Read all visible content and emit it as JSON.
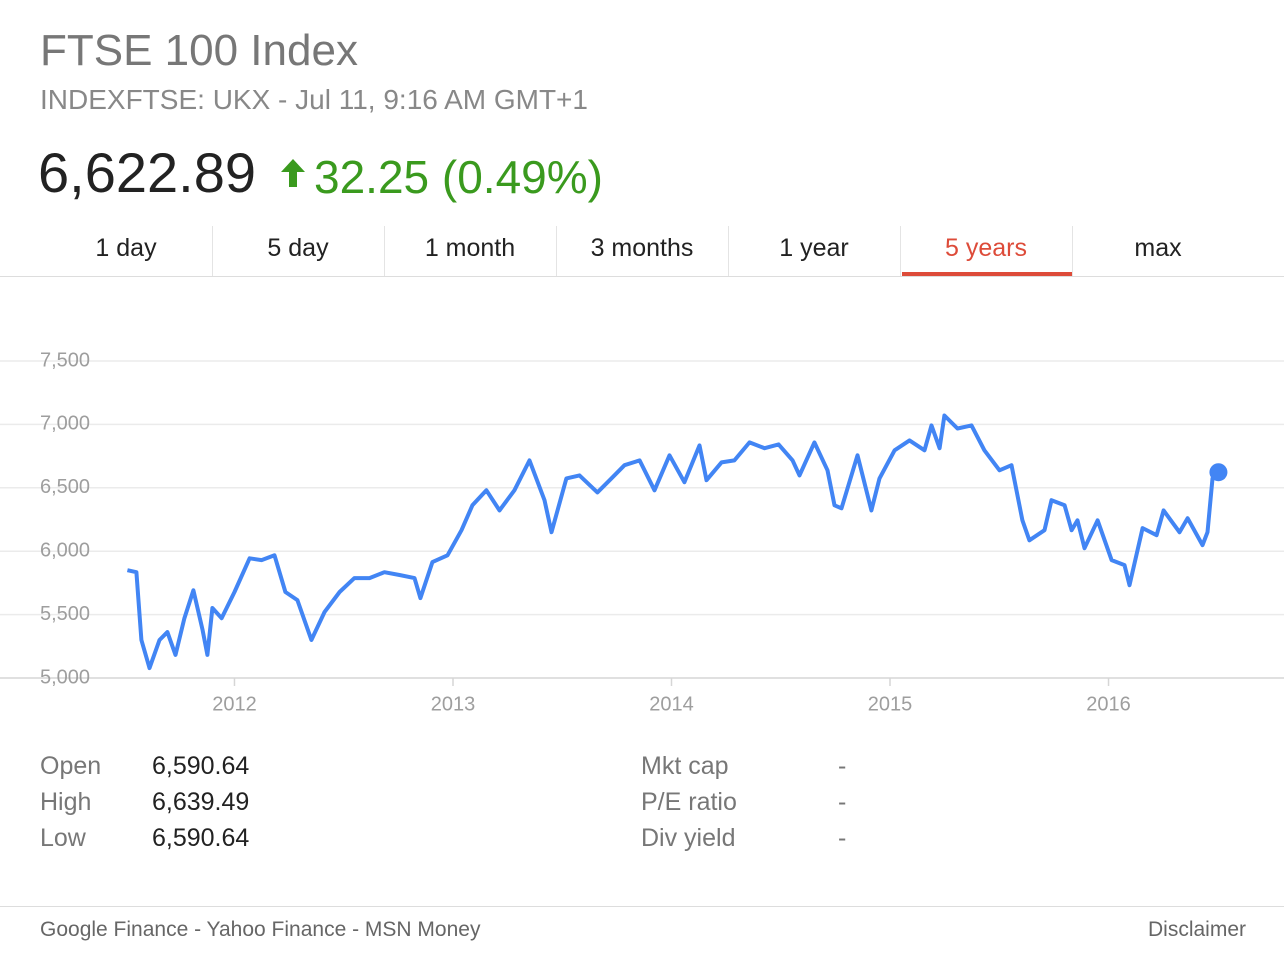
{
  "header": {
    "title": "FTSE 100 Index",
    "subtitle": "INDEXFTSE: UKX - Jul 11, 9:16 AM GMT+1"
  },
  "quote": {
    "price": "6,622.89",
    "change": "32.25 (0.49%)"
  },
  "tabs": {
    "items": [
      "1 day",
      "5 day",
      "1 month",
      "3 months",
      "1 year",
      "5 years",
      "max"
    ],
    "selected": 5
  },
  "chart_data": {
    "type": "line",
    "color": "#4285f4",
    "grid": true,
    "x": [
      2011.51,
      2011.551,
      2011.574,
      2011.611,
      2011.657,
      2011.693,
      2011.73,
      2011.771,
      2011.812,
      2011.854,
      2011.876,
      2011.899,
      2011.941,
      2012.0,
      2012.069,
      2012.124,
      2012.183,
      2012.233,
      2012.288,
      2012.352,
      2012.412,
      2012.481,
      2012.549,
      2012.618,
      2012.686,
      2012.755,
      2012.824,
      2012.851,
      2012.906,
      2012.975,
      2013.039,
      2013.089,
      2013.153,
      2013.213,
      2013.281,
      2013.35,
      2013.419,
      2013.451,
      2013.519,
      2013.579,
      2013.661,
      2013.725,
      2013.785,
      2013.854,
      2013.922,
      2013.991,
      2014.059,
      2014.128,
      2014.16,
      2014.229,
      2014.288,
      2014.357,
      2014.426,
      2014.49,
      2014.554,
      2014.586,
      2014.654,
      2014.714,
      2014.746,
      2014.778,
      2014.851,
      2014.915,
      2014.952,
      2015.021,
      2015.089,
      2015.158,
      2015.19,
      2015.227,
      2015.249,
      2015.309,
      2015.373,
      2015.432,
      2015.501,
      2015.556,
      2015.606,
      2015.638,
      2015.707,
      2015.739,
      2015.799,
      2015.831,
      2015.858,
      2015.89,
      2015.95,
      2016.014,
      2016.073,
      2016.096,
      2016.156,
      2016.22,
      2016.252,
      2016.325,
      2016.362,
      2016.43,
      2016.453,
      2016.476,
      2016.503
    ],
    "values": [
      5850,
      5834,
      5300,
      5078,
      5300,
      5362,
      5182,
      5472,
      5692,
      5378,
      5182,
      5552,
      5472,
      5678,
      5944,
      5930,
      5968,
      5678,
      5614,
      5300,
      5520,
      5678,
      5788,
      5788,
      5834,
      5812,
      5788,
      5630,
      5914,
      5968,
      6166,
      6362,
      6480,
      6322,
      6480,
      6716,
      6402,
      6150,
      6574,
      6598,
      6464,
      6574,
      6678,
      6716,
      6480,
      6756,
      6544,
      6834,
      6560,
      6700,
      6716,
      6858,
      6812,
      6842,
      6716,
      6598,
      6858,
      6638,
      6362,
      6338,
      6756,
      6322,
      6574,
      6796,
      6874,
      6796,
      6992,
      6812,
      7070,
      6968,
      6992,
      6796,
      6638,
      6678,
      6244,
      6086,
      6166,
      6402,
      6362,
      6166,
      6244,
      6024,
      6244,
      5930,
      5890,
      5732,
      6182,
      6126,
      6322,
      6150,
      6260,
      6048,
      6150,
      6574,
      6622.89
    ],
    "xlim": [
      2011.11,
      2016.62
    ],
    "xticks": [
      2012,
      2013,
      2014,
      2015,
      2016
    ],
    "ylim": [
      5000,
      7500
    ],
    "yticks": [
      {
        "value": 5000,
        "label": "5,000"
      },
      {
        "value": 5500,
        "label": "5,500"
      },
      {
        "value": 6000,
        "label": "6,000"
      },
      {
        "value": 6500,
        "label": "6,500"
      },
      {
        "value": 7000,
        "label": "7,000"
      },
      {
        "value": 7500,
        "label": "7,500"
      }
    ]
  },
  "stats": {
    "left": [
      [
        "Open",
        "6,590.64"
      ],
      [
        "High",
        "6,639.49"
      ],
      [
        "Low",
        "6,590.64"
      ]
    ],
    "right": [
      [
        "Mkt cap",
        "-"
      ],
      [
        "P/E ratio",
        "-"
      ],
      [
        "Div yield",
        "-"
      ]
    ]
  },
  "footer": {
    "sources": "Google Finance - Yahoo Finance - MSN Money",
    "disclaimer": "Disclaimer"
  }
}
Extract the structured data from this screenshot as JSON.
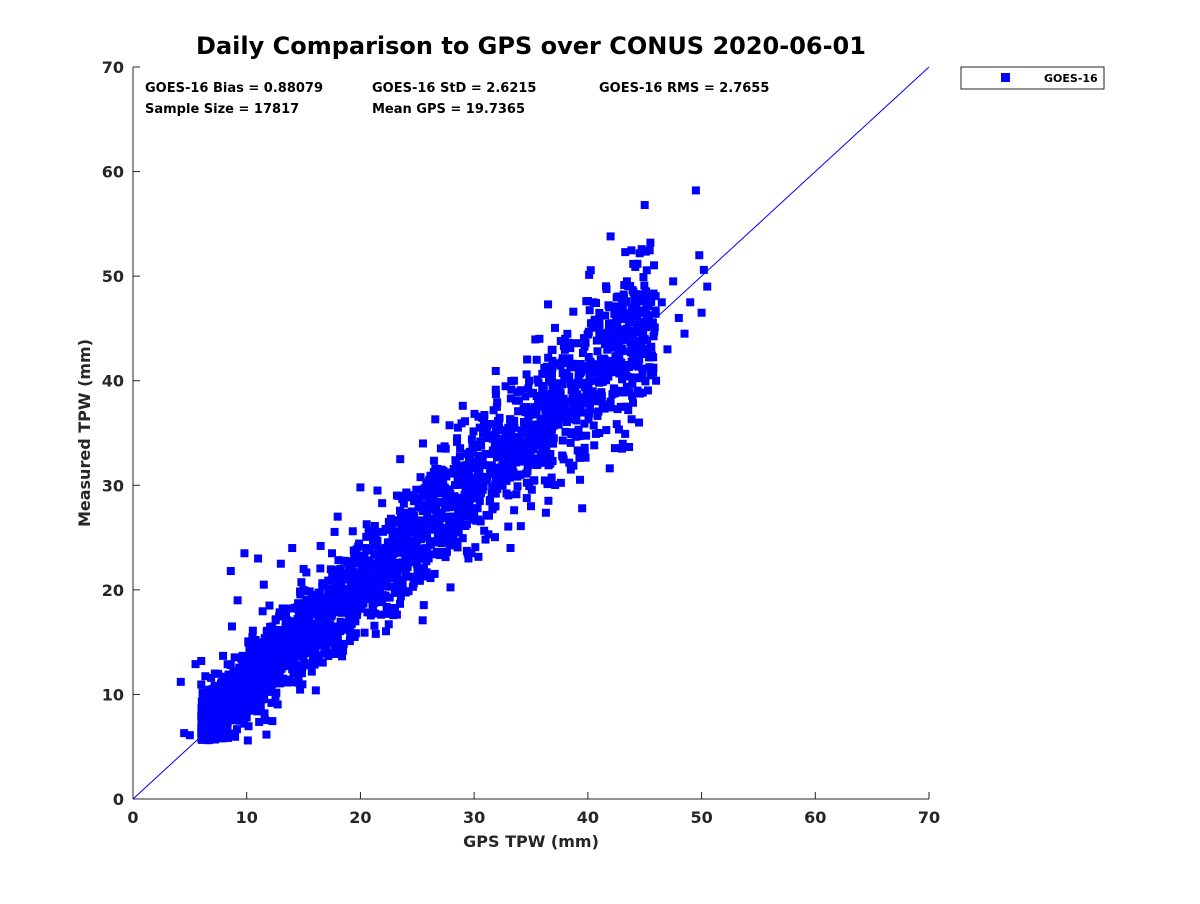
{
  "chart_data": {
    "type": "scatter",
    "title": "Daily Comparison to GPS over CONUS 2020-06-01",
    "xlabel": "GPS TPW (mm)",
    "ylabel": "Measured TPW (mm)",
    "xlim": [
      0,
      70
    ],
    "ylim": [
      0,
      70
    ],
    "xticks": [
      "0",
      "10",
      "20",
      "30",
      "40",
      "50",
      "60",
      "70"
    ],
    "yticks": [
      "0",
      "10",
      "20",
      "30",
      "40",
      "50",
      "60",
      "70"
    ],
    "grid": false,
    "legend_position": "top-right outside",
    "stats": [
      "GOES-16 Bias = 0.88079",
      "GOES-16 StD = 2.6215",
      "GOES-16 RMS = 2.7655",
      "Sample Size = 17817",
      "Mean GPS = 19.7365"
    ],
    "reference_line": {
      "x": [
        0,
        70
      ],
      "y": [
        0,
        70
      ],
      "color": "#0000ff"
    },
    "series": [
      {
        "name": "GOES-16",
        "color": "#0000ff",
        "marker": "square",
        "points": [
          [
            4.2,
            11.2
          ],
          [
            4.5,
            6.3
          ],
          [
            5.0,
            6.1
          ],
          [
            5.5,
            12.9
          ],
          [
            6.0,
            13.2
          ],
          [
            6.3,
            7.0
          ],
          [
            6.5,
            9.0
          ],
          [
            7.0,
            8.0
          ],
          [
            7.2,
            12.0
          ],
          [
            7.5,
            6.5
          ],
          [
            8.0,
            10.0
          ],
          [
            8.3,
            7.5
          ],
          [
            8.6,
            21.8
          ],
          [
            8.7,
            16.5
          ],
          [
            9.0,
            11.0
          ],
          [
            9.2,
            19.0
          ],
          [
            9.5,
            13.5
          ],
          [
            9.8,
            23.5
          ],
          [
            10.0,
            12.0
          ],
          [
            10.1,
            5.6
          ],
          [
            10.5,
            15.5
          ],
          [
            11.0,
            12.5
          ],
          [
            11.0,
            23.0
          ],
          [
            11.5,
            20.5
          ],
          [
            12.0,
            14.5
          ],
          [
            12.0,
            18.5
          ],
          [
            12.5,
            16.0
          ],
          [
            13.0,
            22.5
          ],
          [
            13.0,
            13.5
          ],
          [
            13.5,
            15.0
          ],
          [
            14.0,
            17.0
          ],
          [
            14.0,
            24.0
          ],
          [
            14.5,
            12.0
          ],
          [
            15.0,
            18.0
          ],
          [
            15.0,
            22.0
          ],
          [
            15.5,
            15.5
          ],
          [
            16.0,
            19.5
          ],
          [
            16.5,
            24.2
          ],
          [
            17.0,
            17.0
          ],
          [
            17.5,
            23.5
          ],
          [
            18.0,
            16.5
          ],
          [
            18.0,
            27.0
          ],
          [
            18.5,
            21.0
          ],
          [
            19.0,
            22.5
          ],
          [
            19.5,
            15.5
          ],
          [
            20.0,
            20.0
          ],
          [
            20.0,
            29.8
          ],
          [
            20.5,
            24.0
          ],
          [
            21.0,
            22.5
          ],
          [
            21.5,
            29.5
          ],
          [
            22.0,
            19.5
          ],
          [
            22.5,
            26.5
          ],
          [
            23.0,
            25.0
          ],
          [
            23.5,
            32.5
          ],
          [
            24.0,
            21.5
          ],
          [
            24.5,
            27.5
          ],
          [
            25.0,
            25.5
          ],
          [
            25.5,
            34.0
          ],
          [
            26.0,
            23.0
          ],
          [
            26.5,
            29.5
          ],
          [
            27.0,
            30.5
          ],
          [
            27.5,
            33.5
          ],
          [
            28.0,
            28.0
          ],
          [
            28.5,
            34.5
          ],
          [
            29.0,
            31.0
          ],
          [
            29.0,
            37.6
          ],
          [
            29.5,
            23.0
          ],
          [
            30.0,
            32.0
          ],
          [
            30.5,
            28.5
          ],
          [
            31.0,
            35.0
          ],
          [
            31.5,
            33.0
          ],
          [
            32.0,
            37.5
          ],
          [
            32.5,
            30.0
          ],
          [
            33.0,
            35.5
          ],
          [
            33.2,
            24.0
          ],
          [
            33.5,
            40.0
          ],
          [
            34.0,
            33.5
          ],
          [
            34.5,
            38.5
          ],
          [
            35.0,
            28.0
          ],
          [
            35.5,
            42.0
          ],
          [
            36.0,
            36.0
          ],
          [
            36.5,
            47.3
          ],
          [
            37.0,
            34.5
          ],
          [
            37.5,
            39.0
          ],
          [
            38.0,
            44.0
          ],
          [
            38.5,
            31.5
          ],
          [
            39.0,
            37.0
          ],
          [
            39.5,
            27.8
          ],
          [
            40.0,
            41.0
          ],
          [
            40.5,
            47.5
          ],
          [
            41.0,
            35.0
          ],
          [
            41.5,
            43.5
          ],
          [
            42.0,
            53.8
          ],
          [
            42.0,
            38.0
          ],
          [
            42.5,
            46.0
          ],
          [
            43.0,
            33.5
          ],
          [
            43.5,
            41.5
          ],
          [
            44.0,
            48.5
          ],
          [
            44.5,
            36.0
          ],
          [
            45.0,
            56.8
          ],
          [
            45.0,
            44.0
          ],
          [
            45.5,
            53.2
          ],
          [
            46.0,
            40.0
          ],
          [
            46.5,
            47.5
          ],
          [
            47.0,
            43.0
          ],
          [
            47.5,
            49.5
          ],
          [
            48.0,
            46.0
          ],
          [
            48.5,
            44.5
          ],
          [
            49.0,
            47.5
          ],
          [
            49.5,
            58.2
          ],
          [
            49.8,
            52.0
          ],
          [
            50.0,
            46.5
          ],
          [
            50.2,
            50.6
          ],
          [
            50.5,
            49.0
          ]
        ]
      }
    ]
  }
}
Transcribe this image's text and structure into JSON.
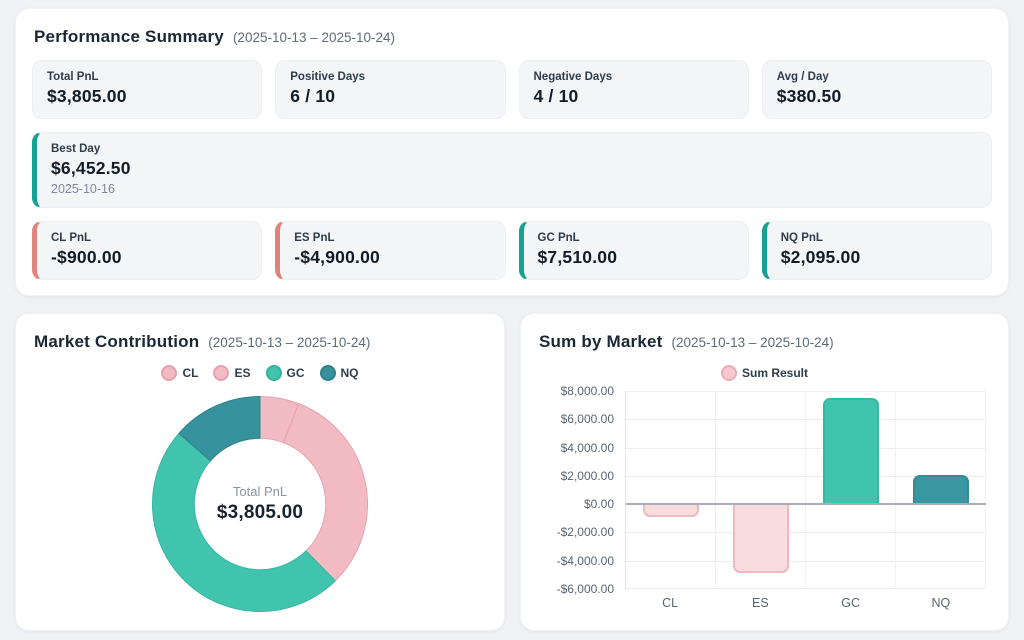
{
  "performance_summary": {
    "title": "Performance Summary",
    "date_range": "(2025-10-13 – 2025-10-24)",
    "stats": [
      {
        "label": "Total PnL",
        "value": "$3,805.00"
      },
      {
        "label": "Positive Days",
        "value": "6 / 10"
      },
      {
        "label": "Negative Days",
        "value": "4 / 10"
      },
      {
        "label": "Avg / Day",
        "value": "$380.50"
      }
    ],
    "best_day": {
      "label": "Best Day",
      "value": "$6,452.50",
      "date": "2025-10-16",
      "accent": "#16a195"
    },
    "market_pnl": [
      {
        "label": "CL PnL",
        "value": "-$900.00",
        "accent": "#e0837d"
      },
      {
        "label": "ES PnL",
        "value": "-$4,900.00",
        "accent": "#e0837d"
      },
      {
        "label": "GC PnL",
        "value": "$7,510.00",
        "accent": "#16a195"
      },
      {
        "label": "NQ PnL",
        "value": "$2,095.00",
        "accent": "#16a195"
      }
    ]
  },
  "market_contribution": {
    "title": "Market Contribution",
    "date_range": "(2025-10-13 – 2025-10-24)",
    "center_label": "Total PnL",
    "center_value": "$3,805.00",
    "legend": [
      {
        "label": "CL",
        "fill": "#f2bac2",
        "border": "#e7a2ad"
      },
      {
        "label": "ES",
        "fill": "#f2bac2",
        "border": "#e7a2ad"
      },
      {
        "label": "GC",
        "fill": "#41c4ae",
        "border": "#33b29d"
      },
      {
        "label": "NQ",
        "fill": "#36929c",
        "border": "#2c818b"
      }
    ]
  },
  "sum_by_market": {
    "title": "Sum by Market",
    "date_range": "(2025-10-13 – 2025-10-24)",
    "legend": {
      "label": "Sum Result",
      "fill": "#f5c9cf",
      "border": "#ecacb5"
    }
  },
  "chart_data": [
    {
      "type": "pie",
      "title": "Market Contribution",
      "subtype": "donut",
      "categories": [
        "CL",
        "ES",
        "GC",
        "NQ"
      ],
      "values": [
        900,
        4900,
        7510,
        2095
      ],
      "center_text": [
        "Total PnL",
        "$3,805.00"
      ],
      "colors": [
        "#f2bac2",
        "#f2bac2",
        "#41c4ae",
        "#36929c"
      ],
      "border_colors": [
        "#e7a2ad",
        "#e7a2ad",
        "#35b7a2",
        "#2f838d"
      ],
      "legend_position": "top",
      "note": "slices are absolute PnL per market, clockwise from top"
    },
    {
      "type": "bar",
      "title": "Sum by Market",
      "series_name": "Sum Result",
      "categories": [
        "CL",
        "ES",
        "GC",
        "NQ"
      ],
      "values": [
        -900,
        -4900,
        7510,
        2095
      ],
      "ylim": [
        -6000,
        8000
      ],
      "ytick_step": 2000,
      "ytick_labels": [
        "$8,000.00",
        "$6,000.00",
        "$4,000.00",
        "$2,000.00",
        "$0.00",
        "-$2,000.00",
        "-$4,000.00",
        "-$6,000.00"
      ],
      "bar_fills": [
        "#f9dce0",
        "#f9dce0",
        "#41c4ae",
        "#3a97a1"
      ],
      "bar_borders": [
        "#f0b9c0",
        "#f0b9c0",
        "#38b8a3",
        "#338b94"
      ],
      "grid": true,
      "legend_position": "top"
    }
  ]
}
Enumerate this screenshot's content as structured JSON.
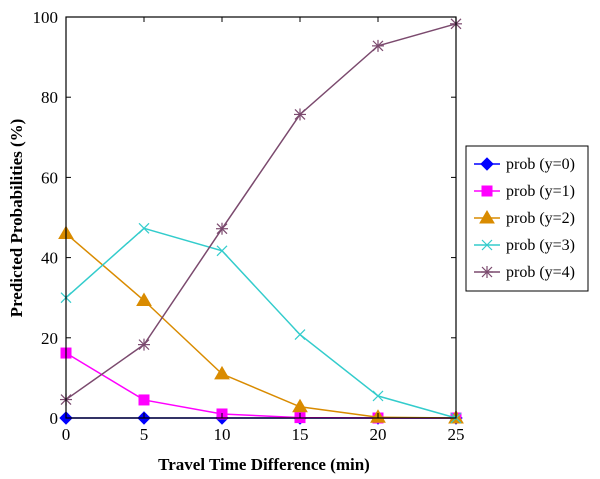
{
  "chart_data": {
    "type": "line",
    "title": "",
    "xlabel": "Travel Time Difference (min)",
    "ylabel": "Predicted Probabilities (%)",
    "x": [
      0,
      5,
      10,
      15,
      20,
      25
    ],
    "xlim": [
      0,
      25
    ],
    "ylim": [
      0,
      100
    ],
    "xticks": [
      "0",
      "5",
      "10",
      "15",
      "20",
      "25"
    ],
    "yticks": [
      "0",
      "20",
      "40",
      "60",
      "80",
      "100"
    ],
    "grid": false,
    "legend_position": "right",
    "series": [
      {
        "name": "prob (y=0)",
        "marker": "diamond",
        "color": "#0000ff",
        "values": [
          0,
          0,
          0,
          0,
          0,
          0
        ]
      },
      {
        "name": "prob (y=1)",
        "marker": "square",
        "color": "#ff00ff",
        "values": [
          16.2,
          4.5,
          1,
          0.1,
          0,
          0
        ]
      },
      {
        "name": "prob (y=2)",
        "marker": "triangle",
        "color": "#d98b00",
        "values": [
          46,
          29.3,
          11,
          2.8,
          0.2,
          0
        ]
      },
      {
        "name": "prob (y=3)",
        "marker": "x",
        "color": "#33cccc",
        "values": [
          30,
          47.3,
          41.7,
          20.8,
          5.5,
          0
        ]
      },
      {
        "name": "prob (y=4)",
        "marker": "star",
        "color": "#7b4a6e",
        "values": [
          4.6,
          18.3,
          47.2,
          75.7,
          92.8,
          98.3
        ]
      }
    ]
  }
}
####
* YOUR INSTRUCTIONS: What is the number of lines that hold the string "right"? Reply with that number alone.

* WRITTEN ANSWER: 3